→ **TAREA ASIGNADA**
Cita textualmente, en la noticia sobre la operación contra el tráfico de droga, el tramo que va desde "La investigación, desarrollada" hasta "hachís en Toledo.", ambos incluidos.

→ **FRAGMENTO DEL DOCUMENTO**

===============

La Guardia Civil y la Policía Nacional han desarticulado una organización criminal presuntamente dedicada al tráfico de cocaína y hachís desde el sur de España hacia el norte peninsular. La operación, denominada ‘Tsuki-Vizapa’, se ha desarrollado durante más de un año y se ha saldado con ocho personas detenidas, tres de las cuales han ingresado en prisión provisional.
La investigación, desarrollada conjuntamente por la Unidad Orgánica de Policía Judicial de la Guardia Civil de Álava y el Grupo de Estupefacientes de la Policía Nacional de Burgos, comenzó a mediados de 2025 después de detectar los movimientos de una organización dedicada al transporte y distribución de importantes cantidades de droga.
Las primeras actuaciones permitieron detener, a comienzos de 2026, a dos integrantes de la red cuando transportaban sendas partidas de droga. En una de las intervenciones se localizaron 10 kilos de cocaína en la provincia de Salamanca, mientras que en otra se incautaron 220 kilos de hachís en Toledo.

===============

→ **DATOS SIN PROCESAR**
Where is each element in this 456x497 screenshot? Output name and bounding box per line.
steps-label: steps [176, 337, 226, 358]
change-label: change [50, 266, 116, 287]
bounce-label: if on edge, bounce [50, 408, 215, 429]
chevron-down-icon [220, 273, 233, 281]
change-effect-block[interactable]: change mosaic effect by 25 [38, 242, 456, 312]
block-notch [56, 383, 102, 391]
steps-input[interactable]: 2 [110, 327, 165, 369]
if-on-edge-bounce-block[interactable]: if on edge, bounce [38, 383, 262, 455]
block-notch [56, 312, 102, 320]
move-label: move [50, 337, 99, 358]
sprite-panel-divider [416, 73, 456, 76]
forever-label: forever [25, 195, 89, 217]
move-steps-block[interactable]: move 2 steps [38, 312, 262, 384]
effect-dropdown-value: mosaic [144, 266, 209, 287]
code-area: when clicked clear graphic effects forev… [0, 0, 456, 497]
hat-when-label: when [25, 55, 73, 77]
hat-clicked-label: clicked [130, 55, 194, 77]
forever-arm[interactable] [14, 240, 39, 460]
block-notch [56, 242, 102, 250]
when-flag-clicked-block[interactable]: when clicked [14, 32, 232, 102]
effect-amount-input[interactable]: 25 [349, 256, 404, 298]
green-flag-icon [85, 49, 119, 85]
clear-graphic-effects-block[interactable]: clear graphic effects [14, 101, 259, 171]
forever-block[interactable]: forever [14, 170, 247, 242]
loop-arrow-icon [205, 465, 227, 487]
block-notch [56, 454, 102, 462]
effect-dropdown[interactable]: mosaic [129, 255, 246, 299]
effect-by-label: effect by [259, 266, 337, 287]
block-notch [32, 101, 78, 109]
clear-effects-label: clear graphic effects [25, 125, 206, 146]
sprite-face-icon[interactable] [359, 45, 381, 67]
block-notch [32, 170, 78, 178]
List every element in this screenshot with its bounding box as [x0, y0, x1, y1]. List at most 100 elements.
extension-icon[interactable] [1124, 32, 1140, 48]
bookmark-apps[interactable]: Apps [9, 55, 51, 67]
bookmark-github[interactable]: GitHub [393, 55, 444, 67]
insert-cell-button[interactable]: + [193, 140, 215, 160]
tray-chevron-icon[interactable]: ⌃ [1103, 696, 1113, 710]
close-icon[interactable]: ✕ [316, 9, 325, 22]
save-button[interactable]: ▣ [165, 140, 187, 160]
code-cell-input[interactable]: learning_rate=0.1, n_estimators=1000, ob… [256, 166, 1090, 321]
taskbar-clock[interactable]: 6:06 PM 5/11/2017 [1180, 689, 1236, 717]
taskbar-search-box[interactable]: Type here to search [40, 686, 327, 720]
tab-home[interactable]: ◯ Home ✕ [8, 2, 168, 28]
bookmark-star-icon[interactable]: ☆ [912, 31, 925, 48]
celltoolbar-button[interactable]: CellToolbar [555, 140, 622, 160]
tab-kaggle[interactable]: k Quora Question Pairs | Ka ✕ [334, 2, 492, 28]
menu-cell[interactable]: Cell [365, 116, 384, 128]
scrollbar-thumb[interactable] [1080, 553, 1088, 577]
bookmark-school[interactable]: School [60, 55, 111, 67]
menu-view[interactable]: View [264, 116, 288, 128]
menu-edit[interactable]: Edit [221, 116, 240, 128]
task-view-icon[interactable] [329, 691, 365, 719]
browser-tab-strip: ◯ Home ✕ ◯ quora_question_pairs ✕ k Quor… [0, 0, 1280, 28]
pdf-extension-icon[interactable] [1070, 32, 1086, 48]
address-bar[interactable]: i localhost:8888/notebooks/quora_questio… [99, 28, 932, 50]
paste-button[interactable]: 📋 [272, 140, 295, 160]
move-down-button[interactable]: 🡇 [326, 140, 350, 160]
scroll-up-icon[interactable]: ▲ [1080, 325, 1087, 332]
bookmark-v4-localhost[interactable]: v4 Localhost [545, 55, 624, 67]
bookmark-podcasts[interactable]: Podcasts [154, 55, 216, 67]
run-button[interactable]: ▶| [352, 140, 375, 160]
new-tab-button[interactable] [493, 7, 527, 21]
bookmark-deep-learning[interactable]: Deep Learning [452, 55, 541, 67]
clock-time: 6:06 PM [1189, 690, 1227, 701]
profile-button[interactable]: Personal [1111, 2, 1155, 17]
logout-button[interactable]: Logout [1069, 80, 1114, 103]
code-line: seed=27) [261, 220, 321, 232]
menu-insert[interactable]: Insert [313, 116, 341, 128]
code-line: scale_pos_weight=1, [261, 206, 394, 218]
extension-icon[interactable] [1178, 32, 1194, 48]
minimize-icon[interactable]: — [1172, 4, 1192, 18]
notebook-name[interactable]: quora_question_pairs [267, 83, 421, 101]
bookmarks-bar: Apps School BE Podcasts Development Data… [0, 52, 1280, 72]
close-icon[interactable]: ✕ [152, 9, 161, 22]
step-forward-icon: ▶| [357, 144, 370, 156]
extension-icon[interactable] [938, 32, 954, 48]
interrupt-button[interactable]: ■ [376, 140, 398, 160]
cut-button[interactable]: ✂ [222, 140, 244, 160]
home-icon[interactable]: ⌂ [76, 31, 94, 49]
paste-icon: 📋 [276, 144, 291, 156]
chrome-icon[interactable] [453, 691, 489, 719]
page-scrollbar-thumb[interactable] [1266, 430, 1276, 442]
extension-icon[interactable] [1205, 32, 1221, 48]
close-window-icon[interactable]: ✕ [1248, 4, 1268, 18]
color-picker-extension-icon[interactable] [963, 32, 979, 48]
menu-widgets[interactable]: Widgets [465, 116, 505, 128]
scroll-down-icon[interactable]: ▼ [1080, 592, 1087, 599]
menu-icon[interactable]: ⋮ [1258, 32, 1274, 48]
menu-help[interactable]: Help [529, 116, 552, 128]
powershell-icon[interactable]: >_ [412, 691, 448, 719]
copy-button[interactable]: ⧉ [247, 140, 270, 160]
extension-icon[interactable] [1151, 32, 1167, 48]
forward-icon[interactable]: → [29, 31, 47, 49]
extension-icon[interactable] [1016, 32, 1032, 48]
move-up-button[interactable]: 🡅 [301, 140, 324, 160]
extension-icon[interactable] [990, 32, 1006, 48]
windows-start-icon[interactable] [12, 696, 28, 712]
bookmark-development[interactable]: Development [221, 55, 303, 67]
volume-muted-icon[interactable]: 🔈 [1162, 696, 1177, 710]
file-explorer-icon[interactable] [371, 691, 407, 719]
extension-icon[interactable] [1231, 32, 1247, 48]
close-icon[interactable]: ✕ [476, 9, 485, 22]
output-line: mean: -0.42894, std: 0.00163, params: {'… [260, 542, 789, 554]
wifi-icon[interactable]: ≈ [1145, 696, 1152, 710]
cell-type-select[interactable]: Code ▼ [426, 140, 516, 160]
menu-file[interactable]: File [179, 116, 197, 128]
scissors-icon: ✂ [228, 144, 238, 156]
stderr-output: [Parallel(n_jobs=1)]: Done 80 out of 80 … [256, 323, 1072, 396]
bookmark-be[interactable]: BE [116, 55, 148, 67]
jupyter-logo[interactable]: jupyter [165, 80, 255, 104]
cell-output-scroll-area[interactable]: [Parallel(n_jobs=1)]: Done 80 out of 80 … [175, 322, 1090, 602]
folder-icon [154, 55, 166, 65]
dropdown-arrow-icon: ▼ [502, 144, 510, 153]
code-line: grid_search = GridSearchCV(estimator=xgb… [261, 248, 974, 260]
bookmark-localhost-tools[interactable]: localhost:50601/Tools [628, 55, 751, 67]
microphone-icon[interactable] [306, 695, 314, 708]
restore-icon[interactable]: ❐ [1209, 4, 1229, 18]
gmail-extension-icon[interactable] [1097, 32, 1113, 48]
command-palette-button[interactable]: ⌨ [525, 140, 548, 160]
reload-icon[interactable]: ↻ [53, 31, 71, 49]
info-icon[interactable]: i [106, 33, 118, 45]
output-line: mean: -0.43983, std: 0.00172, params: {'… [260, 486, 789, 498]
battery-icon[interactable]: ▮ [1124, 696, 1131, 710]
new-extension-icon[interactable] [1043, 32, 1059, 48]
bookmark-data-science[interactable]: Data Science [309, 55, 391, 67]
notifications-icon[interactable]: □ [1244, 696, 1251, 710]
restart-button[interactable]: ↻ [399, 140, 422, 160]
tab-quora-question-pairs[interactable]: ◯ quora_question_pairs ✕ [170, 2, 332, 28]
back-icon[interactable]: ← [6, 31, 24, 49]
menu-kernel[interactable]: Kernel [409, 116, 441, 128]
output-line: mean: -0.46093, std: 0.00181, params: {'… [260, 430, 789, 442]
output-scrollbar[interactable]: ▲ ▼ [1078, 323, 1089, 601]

===============

→ **RESPUESTA**
La investigación, desarrollada conjuntamente por la Unidad Orgánica de Policía Judicial de la Guardia Civil de Álava y el Grupo de Estupefacientes de la Policía Nacional de Burgos, comenzó a mediados de 2025 después de detectar los movimientos de una organización dedicada al transporte y distribución de importantes cantidades de droga.
Las primeras actuaciones permitieron detener, a comienzos de 2026, a dos integrantes de la red cuando transportaban sendas partidas de droga. En una de las intervenciones se localizaron 10 kilos de cocaína en la provincia de Salamanca, mientras que en otra se incautaron 220 kilos de hachís en Toledo.